Top of Source records

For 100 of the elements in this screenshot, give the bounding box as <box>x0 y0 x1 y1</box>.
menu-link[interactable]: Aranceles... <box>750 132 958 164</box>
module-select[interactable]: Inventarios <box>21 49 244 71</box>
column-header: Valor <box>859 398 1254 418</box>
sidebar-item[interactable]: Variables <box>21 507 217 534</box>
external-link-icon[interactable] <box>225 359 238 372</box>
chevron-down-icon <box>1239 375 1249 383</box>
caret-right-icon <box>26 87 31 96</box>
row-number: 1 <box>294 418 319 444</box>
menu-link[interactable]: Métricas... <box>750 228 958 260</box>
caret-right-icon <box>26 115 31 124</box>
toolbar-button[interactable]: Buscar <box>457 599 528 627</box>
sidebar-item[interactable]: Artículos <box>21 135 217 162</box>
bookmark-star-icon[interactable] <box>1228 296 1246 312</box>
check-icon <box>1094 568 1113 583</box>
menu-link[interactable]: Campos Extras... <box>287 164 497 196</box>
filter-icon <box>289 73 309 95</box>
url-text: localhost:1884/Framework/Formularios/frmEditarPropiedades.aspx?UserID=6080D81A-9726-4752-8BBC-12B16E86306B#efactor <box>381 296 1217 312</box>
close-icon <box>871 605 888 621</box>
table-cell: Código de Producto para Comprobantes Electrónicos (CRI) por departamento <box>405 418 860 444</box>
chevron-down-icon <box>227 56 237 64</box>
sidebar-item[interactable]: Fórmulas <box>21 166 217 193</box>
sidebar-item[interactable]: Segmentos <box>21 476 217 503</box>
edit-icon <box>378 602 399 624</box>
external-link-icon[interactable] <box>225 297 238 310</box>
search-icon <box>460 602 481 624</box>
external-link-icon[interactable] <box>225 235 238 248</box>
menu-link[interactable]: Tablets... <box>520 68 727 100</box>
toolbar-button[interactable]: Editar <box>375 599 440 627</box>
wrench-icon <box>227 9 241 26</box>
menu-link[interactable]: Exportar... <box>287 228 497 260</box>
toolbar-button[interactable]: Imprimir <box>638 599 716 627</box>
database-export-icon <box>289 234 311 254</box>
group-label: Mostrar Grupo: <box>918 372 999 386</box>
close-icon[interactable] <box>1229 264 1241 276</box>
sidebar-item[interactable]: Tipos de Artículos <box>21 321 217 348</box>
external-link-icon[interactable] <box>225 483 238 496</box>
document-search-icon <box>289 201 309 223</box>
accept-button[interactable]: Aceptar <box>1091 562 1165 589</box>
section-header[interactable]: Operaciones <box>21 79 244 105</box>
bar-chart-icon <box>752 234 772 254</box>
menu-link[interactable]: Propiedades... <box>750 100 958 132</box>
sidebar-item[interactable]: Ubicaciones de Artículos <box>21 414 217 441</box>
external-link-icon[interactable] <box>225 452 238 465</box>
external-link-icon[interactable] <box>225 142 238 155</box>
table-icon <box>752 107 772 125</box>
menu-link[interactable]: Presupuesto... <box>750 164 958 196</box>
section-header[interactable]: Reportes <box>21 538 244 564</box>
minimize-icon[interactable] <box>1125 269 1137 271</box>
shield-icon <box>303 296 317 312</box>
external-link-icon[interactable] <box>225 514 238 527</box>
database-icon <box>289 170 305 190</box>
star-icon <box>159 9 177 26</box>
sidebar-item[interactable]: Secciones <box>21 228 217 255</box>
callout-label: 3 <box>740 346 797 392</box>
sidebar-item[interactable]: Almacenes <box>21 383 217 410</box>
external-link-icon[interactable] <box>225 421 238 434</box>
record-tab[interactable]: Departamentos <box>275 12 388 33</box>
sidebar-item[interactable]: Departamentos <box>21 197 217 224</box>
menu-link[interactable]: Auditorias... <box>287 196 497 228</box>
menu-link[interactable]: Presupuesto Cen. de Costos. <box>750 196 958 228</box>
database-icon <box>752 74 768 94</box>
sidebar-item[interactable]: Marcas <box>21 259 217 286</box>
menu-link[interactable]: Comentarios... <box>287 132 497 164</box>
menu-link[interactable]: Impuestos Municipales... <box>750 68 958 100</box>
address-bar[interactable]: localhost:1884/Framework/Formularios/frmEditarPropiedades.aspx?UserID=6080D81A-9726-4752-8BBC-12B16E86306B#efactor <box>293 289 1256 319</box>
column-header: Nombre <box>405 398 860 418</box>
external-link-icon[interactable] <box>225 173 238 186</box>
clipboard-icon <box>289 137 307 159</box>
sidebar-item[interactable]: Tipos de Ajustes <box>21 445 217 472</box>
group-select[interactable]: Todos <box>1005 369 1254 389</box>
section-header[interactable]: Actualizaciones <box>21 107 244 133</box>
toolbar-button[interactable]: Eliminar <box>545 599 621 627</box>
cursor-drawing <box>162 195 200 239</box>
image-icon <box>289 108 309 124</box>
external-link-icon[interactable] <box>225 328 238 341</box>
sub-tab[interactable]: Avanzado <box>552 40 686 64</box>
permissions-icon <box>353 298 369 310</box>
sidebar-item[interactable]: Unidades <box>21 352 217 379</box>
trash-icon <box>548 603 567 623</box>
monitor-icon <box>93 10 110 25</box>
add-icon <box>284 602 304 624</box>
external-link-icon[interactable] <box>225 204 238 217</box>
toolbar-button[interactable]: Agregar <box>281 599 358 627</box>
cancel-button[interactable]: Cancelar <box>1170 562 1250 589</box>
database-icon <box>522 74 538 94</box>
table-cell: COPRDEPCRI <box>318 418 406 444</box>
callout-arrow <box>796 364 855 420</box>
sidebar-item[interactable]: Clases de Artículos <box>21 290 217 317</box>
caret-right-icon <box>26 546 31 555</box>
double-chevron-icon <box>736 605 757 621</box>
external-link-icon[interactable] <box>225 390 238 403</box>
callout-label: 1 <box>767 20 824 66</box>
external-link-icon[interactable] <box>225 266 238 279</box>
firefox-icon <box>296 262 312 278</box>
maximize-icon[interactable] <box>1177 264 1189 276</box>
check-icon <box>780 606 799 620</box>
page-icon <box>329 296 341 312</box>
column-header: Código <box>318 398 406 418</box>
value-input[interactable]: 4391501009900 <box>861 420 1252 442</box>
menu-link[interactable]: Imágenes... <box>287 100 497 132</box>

Bottom of Source records

◆ What you will do ◆
Would you please copy each line of the listing that contains the word "UserID"?

◆ Solution for this exercise ◆
url-text: localhost:1884/Framework/Formularios/frmEditarPropiedades.aspx?UserID=6080D81A-9726-4752-8BBC-12B16E86306B#efactor <box>381 296 1217 312</box>
address-bar[interactable]: localhost:1884/Framework/Formularios/frmEditarPropiedades.aspx?UserID=6080D81A-9726-4752-8BBC-12B16E86306B#efactor <box>293 289 1256 319</box>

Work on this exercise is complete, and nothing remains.